▶ _What to work on_
Filter the lines below, copying only those with the string "Project".

▶ _Dataset records_
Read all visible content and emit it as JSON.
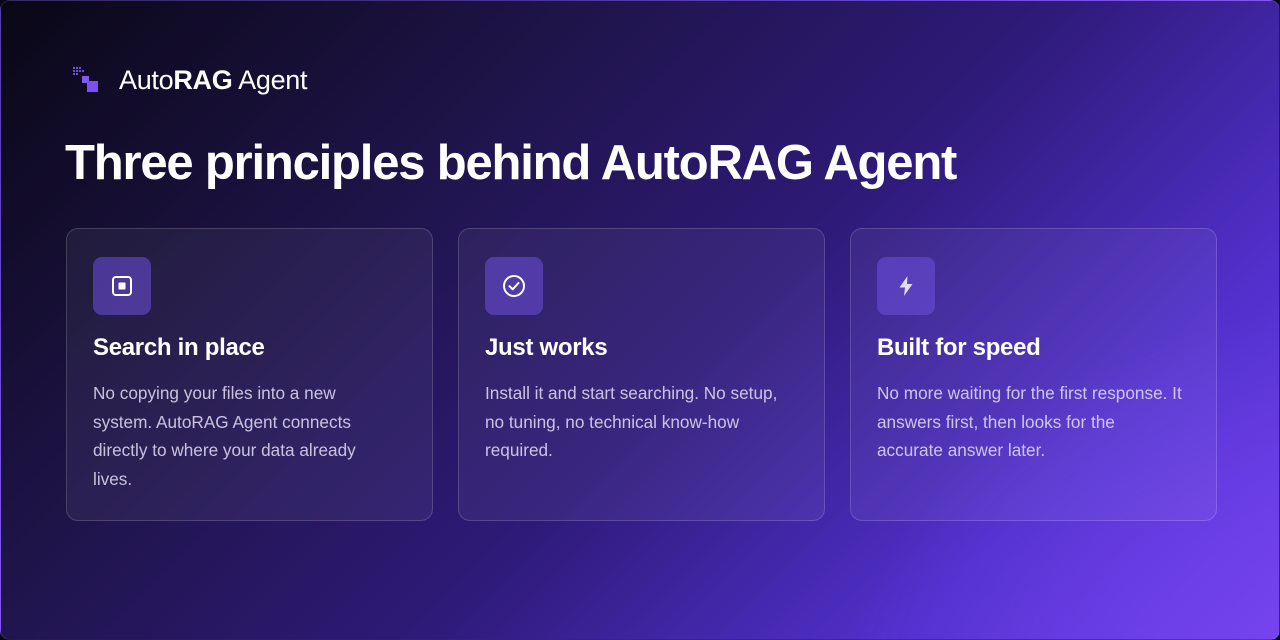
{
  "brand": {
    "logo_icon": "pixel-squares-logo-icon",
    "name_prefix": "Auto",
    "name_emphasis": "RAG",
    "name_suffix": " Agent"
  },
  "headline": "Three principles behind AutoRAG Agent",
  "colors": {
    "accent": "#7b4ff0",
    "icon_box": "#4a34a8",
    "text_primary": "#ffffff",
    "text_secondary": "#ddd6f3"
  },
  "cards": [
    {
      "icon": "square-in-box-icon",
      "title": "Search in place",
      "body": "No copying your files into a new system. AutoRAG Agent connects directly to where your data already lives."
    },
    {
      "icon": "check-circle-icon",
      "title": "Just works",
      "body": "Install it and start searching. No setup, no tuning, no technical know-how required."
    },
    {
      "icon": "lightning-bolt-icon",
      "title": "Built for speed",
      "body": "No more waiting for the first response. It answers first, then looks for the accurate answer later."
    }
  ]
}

* * *

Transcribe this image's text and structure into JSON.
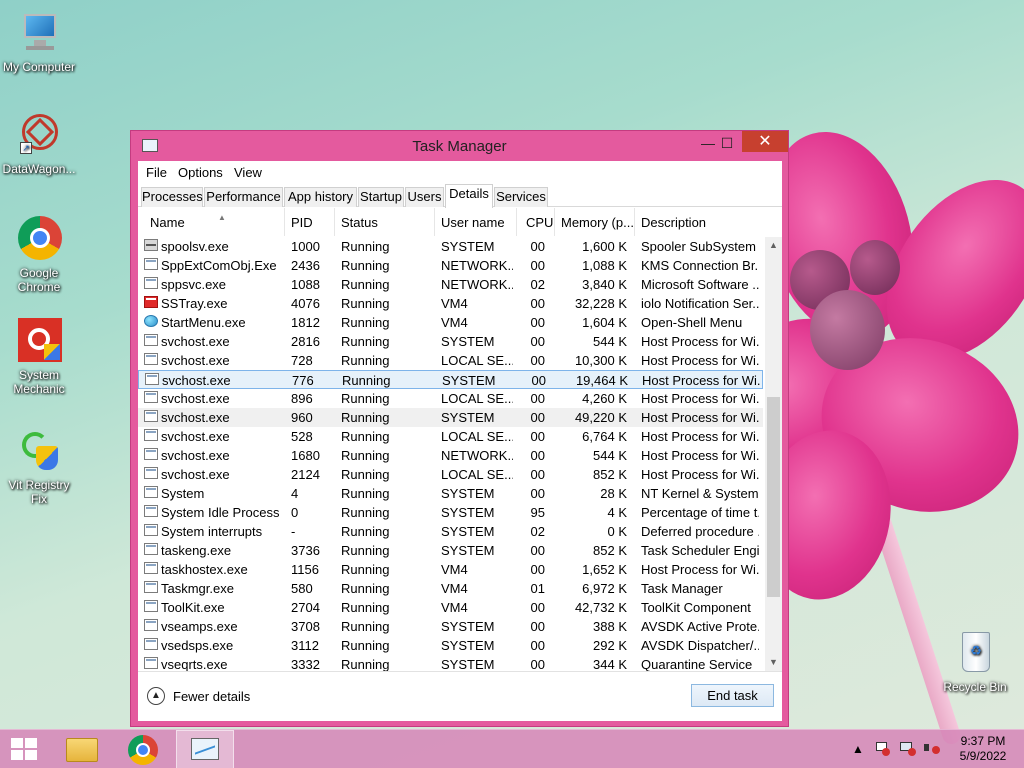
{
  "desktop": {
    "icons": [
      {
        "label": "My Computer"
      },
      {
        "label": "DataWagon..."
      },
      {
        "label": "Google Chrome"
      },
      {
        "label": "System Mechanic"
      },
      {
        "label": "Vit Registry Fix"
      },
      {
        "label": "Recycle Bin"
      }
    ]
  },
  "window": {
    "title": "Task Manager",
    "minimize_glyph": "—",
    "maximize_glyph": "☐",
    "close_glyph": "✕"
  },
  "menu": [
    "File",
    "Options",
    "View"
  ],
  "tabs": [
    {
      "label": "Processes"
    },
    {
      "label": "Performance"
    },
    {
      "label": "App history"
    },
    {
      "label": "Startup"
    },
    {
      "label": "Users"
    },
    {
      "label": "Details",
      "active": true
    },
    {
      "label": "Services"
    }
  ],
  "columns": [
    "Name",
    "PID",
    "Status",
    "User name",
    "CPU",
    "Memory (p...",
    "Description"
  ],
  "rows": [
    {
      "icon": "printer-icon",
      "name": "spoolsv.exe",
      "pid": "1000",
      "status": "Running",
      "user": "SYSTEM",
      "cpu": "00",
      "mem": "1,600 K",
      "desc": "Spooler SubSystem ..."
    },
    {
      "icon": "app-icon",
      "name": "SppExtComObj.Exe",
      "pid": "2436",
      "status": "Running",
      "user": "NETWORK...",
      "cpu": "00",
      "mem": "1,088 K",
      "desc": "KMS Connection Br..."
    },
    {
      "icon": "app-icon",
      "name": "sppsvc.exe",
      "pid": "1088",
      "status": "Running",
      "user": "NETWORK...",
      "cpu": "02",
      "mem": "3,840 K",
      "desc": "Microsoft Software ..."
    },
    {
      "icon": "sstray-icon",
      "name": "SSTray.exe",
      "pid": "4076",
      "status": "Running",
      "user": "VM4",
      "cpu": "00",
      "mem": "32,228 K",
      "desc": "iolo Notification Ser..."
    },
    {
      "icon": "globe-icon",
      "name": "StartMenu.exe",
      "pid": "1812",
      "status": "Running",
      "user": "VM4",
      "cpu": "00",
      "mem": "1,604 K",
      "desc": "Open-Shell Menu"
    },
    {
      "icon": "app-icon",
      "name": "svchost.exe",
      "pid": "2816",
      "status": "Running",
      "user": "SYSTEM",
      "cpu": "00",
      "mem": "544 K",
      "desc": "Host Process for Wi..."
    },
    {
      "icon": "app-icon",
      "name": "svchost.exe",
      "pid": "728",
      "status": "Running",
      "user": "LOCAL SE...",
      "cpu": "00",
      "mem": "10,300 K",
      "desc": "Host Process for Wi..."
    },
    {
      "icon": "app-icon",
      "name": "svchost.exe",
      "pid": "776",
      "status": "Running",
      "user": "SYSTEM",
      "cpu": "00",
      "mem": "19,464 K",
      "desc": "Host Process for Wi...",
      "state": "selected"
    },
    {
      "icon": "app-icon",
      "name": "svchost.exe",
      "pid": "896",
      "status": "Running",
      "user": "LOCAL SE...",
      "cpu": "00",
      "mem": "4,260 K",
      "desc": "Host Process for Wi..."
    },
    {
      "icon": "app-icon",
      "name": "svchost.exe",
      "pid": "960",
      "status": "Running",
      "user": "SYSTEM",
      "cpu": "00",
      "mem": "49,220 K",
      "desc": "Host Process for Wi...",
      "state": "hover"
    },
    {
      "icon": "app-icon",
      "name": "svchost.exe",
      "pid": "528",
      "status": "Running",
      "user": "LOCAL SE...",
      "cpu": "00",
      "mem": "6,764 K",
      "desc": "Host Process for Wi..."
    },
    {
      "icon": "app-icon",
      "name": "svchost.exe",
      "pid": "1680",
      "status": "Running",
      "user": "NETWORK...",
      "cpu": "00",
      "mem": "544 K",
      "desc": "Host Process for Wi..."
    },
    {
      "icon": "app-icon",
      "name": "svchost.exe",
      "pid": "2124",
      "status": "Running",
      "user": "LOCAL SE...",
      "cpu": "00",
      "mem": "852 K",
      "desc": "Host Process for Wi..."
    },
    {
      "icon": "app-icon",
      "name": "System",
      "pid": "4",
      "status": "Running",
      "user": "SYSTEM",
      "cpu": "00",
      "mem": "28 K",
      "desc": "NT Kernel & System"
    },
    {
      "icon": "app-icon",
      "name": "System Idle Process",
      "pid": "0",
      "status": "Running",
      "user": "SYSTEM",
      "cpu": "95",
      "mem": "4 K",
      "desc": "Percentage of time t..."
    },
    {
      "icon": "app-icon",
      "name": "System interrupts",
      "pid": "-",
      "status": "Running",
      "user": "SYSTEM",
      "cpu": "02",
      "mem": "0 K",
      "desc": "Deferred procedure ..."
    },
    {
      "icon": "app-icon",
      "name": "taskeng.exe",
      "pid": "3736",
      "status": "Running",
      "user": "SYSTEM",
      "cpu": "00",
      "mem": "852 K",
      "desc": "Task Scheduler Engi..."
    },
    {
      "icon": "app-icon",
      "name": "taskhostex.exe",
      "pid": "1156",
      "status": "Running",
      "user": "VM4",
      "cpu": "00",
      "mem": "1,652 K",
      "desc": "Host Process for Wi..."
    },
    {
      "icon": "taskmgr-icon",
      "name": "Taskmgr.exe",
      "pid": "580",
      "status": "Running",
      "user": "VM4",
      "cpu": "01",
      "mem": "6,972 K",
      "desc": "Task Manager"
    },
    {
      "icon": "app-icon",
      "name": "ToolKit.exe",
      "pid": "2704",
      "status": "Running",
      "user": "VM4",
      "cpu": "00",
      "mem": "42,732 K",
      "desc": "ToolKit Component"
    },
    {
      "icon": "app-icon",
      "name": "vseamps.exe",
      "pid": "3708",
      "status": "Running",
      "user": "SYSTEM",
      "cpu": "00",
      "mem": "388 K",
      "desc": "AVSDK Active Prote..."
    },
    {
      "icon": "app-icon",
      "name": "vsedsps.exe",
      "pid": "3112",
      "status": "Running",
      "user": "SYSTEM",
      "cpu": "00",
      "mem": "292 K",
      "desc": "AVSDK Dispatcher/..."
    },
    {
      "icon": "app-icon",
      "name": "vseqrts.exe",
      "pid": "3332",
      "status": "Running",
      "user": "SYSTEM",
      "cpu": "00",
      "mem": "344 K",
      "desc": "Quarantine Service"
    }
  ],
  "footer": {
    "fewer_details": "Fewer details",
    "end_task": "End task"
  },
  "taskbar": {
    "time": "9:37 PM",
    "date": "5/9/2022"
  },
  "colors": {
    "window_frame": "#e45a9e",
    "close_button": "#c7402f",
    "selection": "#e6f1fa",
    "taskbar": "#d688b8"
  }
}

* * *

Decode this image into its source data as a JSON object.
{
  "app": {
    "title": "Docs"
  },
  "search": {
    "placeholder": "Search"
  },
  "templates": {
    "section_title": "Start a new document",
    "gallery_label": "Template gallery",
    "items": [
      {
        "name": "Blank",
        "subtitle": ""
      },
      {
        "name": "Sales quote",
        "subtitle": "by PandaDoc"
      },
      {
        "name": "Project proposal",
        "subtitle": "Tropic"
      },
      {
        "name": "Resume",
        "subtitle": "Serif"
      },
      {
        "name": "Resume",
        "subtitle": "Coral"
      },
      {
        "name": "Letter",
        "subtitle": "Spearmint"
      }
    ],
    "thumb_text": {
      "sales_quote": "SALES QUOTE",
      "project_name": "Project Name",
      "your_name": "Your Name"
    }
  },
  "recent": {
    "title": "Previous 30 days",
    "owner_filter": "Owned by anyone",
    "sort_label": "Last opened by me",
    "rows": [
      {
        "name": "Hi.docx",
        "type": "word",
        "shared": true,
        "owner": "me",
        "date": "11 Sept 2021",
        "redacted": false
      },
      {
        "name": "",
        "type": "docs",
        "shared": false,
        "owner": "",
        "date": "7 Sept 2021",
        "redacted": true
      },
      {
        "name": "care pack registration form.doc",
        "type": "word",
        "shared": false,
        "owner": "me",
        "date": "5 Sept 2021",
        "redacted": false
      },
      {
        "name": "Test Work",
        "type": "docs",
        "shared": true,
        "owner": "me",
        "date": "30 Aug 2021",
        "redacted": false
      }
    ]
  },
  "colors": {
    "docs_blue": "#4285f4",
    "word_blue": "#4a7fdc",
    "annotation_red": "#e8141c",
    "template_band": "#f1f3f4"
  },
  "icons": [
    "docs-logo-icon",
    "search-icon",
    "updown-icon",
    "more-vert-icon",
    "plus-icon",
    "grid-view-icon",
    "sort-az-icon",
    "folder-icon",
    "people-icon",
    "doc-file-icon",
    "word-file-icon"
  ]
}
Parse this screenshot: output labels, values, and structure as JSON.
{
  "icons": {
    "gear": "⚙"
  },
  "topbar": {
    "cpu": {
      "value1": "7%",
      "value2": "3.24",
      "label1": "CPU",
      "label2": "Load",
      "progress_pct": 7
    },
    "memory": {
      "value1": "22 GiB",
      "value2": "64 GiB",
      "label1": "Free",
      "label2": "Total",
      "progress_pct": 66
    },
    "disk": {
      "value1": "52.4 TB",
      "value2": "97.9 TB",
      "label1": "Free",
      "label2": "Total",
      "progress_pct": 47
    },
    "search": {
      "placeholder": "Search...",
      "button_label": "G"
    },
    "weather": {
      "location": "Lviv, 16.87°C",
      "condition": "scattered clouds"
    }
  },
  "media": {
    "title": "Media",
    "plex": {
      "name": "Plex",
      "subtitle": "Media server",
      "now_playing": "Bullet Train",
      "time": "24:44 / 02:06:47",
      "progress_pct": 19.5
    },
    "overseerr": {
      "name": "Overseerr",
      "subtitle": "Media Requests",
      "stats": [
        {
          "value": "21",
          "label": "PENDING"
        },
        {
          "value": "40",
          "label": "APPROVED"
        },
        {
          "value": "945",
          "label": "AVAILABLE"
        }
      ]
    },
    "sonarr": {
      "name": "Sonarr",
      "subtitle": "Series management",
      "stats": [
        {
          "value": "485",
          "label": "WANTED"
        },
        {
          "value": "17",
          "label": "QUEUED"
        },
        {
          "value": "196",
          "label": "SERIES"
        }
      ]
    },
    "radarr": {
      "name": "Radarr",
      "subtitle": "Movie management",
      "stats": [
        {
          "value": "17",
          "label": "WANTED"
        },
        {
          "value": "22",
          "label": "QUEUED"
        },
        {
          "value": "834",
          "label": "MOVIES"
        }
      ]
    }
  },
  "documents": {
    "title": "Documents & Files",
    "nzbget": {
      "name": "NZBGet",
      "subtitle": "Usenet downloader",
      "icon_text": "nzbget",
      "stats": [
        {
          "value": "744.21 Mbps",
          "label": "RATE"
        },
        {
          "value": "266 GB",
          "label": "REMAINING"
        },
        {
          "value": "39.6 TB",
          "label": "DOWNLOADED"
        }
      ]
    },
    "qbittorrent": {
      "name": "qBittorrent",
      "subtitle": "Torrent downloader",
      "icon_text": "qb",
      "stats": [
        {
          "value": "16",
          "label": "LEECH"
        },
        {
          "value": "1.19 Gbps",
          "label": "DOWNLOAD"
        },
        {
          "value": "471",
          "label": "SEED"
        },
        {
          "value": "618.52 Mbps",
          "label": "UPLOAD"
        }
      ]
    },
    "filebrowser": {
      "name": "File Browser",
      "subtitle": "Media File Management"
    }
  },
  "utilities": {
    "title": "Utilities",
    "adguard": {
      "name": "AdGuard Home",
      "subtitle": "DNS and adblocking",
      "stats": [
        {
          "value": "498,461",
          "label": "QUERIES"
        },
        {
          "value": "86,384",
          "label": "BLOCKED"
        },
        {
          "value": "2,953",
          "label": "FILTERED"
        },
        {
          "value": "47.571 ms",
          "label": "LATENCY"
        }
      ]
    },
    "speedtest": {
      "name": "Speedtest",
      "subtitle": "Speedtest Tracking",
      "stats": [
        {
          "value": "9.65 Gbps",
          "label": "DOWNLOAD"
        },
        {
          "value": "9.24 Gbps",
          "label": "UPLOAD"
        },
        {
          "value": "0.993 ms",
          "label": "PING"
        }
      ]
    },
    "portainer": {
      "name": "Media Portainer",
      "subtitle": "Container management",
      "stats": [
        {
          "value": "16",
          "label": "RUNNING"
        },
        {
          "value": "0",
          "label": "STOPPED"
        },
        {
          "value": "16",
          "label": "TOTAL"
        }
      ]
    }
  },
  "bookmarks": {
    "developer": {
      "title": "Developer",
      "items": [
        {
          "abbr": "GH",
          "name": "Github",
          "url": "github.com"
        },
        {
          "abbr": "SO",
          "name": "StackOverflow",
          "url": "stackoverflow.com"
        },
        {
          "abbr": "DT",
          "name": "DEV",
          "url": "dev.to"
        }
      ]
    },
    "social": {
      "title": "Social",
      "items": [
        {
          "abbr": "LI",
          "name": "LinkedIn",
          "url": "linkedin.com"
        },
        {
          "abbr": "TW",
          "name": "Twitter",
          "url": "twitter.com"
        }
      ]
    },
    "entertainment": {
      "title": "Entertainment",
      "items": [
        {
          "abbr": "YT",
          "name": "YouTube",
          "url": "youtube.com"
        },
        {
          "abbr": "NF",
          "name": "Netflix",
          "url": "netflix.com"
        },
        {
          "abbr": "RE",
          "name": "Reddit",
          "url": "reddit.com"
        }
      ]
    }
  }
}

▶ _Output_
        "name": "Project proposal",
      "project_name": "Project Name",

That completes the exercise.